**Given task:**
Retype without alteration the lines from the one containing "List each element" up to and including the one containing "dialog-tab-find[interactable]: Найти (380, 83, 434, 106)".

**Working data:**
+++
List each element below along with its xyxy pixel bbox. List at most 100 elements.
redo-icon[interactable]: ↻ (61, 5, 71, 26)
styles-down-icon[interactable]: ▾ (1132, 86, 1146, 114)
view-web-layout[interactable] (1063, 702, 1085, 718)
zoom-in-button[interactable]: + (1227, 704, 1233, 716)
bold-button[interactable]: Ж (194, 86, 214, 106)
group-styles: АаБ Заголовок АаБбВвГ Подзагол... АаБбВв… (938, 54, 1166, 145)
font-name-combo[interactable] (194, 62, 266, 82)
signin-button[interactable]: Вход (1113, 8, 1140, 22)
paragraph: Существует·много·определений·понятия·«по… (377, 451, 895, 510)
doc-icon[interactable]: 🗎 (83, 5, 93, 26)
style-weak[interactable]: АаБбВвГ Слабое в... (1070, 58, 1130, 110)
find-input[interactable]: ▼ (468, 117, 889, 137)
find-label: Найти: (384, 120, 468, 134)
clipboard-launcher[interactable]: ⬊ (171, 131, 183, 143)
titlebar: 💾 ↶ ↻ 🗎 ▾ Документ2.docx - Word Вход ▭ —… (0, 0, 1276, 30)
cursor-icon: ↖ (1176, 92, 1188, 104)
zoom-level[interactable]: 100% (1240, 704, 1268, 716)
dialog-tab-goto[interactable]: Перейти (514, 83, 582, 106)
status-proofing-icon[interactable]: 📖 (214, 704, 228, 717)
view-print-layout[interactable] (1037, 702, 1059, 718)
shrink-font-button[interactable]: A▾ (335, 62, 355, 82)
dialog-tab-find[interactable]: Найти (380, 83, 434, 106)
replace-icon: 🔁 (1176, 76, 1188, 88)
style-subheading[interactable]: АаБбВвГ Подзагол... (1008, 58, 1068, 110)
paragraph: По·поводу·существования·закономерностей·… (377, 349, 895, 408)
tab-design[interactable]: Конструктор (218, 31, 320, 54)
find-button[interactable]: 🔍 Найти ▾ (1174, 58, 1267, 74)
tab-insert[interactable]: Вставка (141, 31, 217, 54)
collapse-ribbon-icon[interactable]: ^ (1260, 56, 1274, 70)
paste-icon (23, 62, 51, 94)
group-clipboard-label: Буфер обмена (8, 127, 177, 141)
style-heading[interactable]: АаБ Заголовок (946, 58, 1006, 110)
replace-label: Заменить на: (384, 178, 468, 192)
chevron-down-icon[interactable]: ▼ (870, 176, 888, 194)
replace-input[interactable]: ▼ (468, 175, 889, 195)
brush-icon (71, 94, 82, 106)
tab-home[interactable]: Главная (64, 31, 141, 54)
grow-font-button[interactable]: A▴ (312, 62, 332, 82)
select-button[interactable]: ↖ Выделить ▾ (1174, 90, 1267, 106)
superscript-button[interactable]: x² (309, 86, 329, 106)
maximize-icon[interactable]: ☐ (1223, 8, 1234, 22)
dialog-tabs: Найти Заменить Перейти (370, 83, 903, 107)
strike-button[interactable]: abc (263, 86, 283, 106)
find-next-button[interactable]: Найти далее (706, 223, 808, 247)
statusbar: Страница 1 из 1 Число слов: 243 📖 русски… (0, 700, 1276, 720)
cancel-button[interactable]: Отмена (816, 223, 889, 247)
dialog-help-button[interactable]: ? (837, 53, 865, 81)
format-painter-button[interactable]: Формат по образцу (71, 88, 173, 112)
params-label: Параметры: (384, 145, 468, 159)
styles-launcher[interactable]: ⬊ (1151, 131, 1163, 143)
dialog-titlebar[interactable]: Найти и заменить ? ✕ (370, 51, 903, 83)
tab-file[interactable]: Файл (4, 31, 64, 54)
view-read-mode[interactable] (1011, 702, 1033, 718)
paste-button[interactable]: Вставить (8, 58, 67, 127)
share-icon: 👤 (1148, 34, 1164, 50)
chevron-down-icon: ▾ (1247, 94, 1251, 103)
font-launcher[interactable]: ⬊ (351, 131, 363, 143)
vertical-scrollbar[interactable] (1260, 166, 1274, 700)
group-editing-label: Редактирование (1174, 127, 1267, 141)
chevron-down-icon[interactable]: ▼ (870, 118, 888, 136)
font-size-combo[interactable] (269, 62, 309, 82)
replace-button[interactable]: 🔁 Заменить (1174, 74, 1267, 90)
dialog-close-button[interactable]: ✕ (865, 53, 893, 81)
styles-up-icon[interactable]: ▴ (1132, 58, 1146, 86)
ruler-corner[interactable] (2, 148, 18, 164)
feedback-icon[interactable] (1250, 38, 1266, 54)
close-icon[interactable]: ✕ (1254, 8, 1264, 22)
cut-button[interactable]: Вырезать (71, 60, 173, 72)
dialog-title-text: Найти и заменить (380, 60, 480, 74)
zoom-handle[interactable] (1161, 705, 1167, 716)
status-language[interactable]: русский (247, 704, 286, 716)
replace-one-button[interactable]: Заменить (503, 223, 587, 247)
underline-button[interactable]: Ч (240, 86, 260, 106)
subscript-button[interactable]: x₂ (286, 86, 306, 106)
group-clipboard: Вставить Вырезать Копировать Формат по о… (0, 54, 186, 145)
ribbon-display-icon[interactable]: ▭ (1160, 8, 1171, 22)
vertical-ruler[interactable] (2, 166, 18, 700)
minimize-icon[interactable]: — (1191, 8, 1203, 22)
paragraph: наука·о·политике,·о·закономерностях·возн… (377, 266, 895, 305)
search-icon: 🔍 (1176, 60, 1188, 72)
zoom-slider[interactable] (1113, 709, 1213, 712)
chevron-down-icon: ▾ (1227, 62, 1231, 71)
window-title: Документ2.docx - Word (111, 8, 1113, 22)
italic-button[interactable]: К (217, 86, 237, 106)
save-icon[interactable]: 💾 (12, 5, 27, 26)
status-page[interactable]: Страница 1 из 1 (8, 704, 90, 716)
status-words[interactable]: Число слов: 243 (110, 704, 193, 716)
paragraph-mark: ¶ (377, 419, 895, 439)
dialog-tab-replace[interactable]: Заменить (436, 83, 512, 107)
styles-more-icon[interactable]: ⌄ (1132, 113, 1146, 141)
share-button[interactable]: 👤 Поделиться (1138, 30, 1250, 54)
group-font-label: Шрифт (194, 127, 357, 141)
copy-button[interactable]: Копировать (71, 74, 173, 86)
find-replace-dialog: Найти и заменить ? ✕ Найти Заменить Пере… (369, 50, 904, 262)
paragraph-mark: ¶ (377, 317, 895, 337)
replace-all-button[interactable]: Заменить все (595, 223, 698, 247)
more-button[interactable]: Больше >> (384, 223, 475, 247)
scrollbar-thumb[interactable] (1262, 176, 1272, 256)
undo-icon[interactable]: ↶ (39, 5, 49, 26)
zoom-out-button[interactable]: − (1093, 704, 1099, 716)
+++
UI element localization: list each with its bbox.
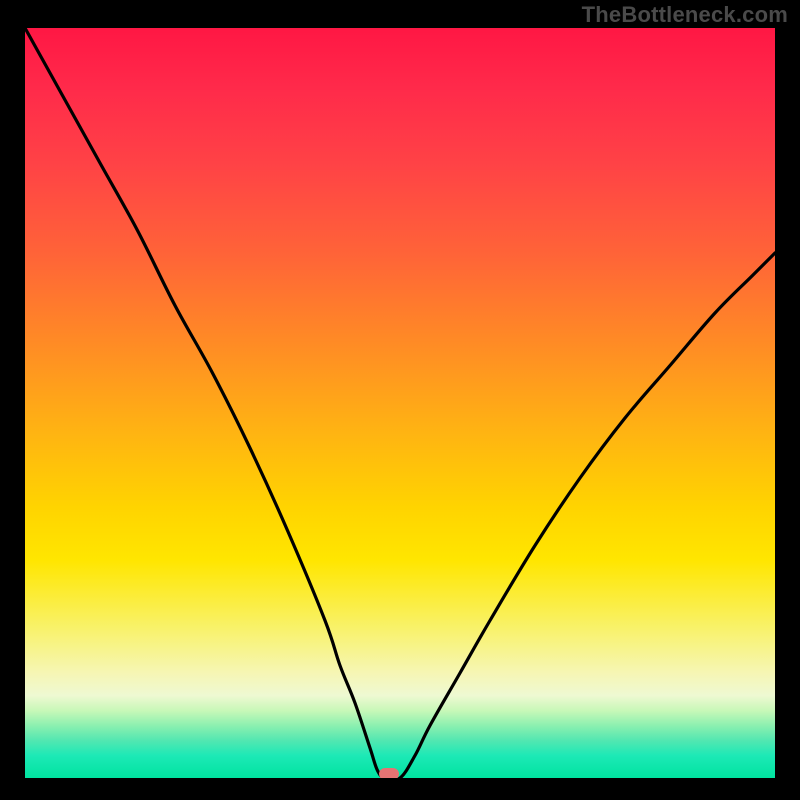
+++
**Problem solution:**
List each element below along with its xyxy pixel bbox. List at most 100 elements.
redo-icon[interactable]: ↻ (61, 5, 71, 26)
styles-down-icon[interactable]: ▾ (1132, 86, 1146, 114)
view-web-layout[interactable] (1063, 702, 1085, 718)
zoom-in-button[interactable]: + (1227, 704, 1233, 716)
bold-button[interactable]: Ж (194, 86, 214, 106)
group-styles: АаБ Заголовок АаБбВвГ Подзагол... АаБбВв… (938, 54, 1166, 145)
font-name-combo[interactable] (194, 62, 266, 82)
signin-button[interactable]: Вход (1113, 8, 1140, 22)
paragraph: Существует·много·определений·понятия·«по… (377, 451, 895, 510)
doc-icon[interactable]: 🗎 (83, 5, 93, 26)
style-weak[interactable]: АаБбВвГ Слабое в... (1070, 58, 1130, 110)
find-input[interactable]: ▼ (468, 117, 889, 137)
find-label: Найти: (384, 120, 468, 134)
clipboard-launcher[interactable]: ⬊ (171, 131, 183, 143)
titlebar: 💾 ↶ ↻ 🗎 ▾ Документ2.docx - Word Вход ▭ —… (0, 0, 1276, 30)
cursor-icon: ↖ (1176, 92, 1188, 104)
zoom-level[interactable]: 100% (1240, 704, 1268, 716)
dialog-tab-goto[interactable]: Перейти (514, 83, 582, 106)
status-proofing-icon[interactable]: 📖 (214, 704, 228, 717)
view-print-layout[interactable] (1037, 702, 1059, 718)
shrink-font-button[interactable]: A▾ (335, 62, 355, 82)
dialog-tab-find[interactable]: Найти (380, 83, 434, 106)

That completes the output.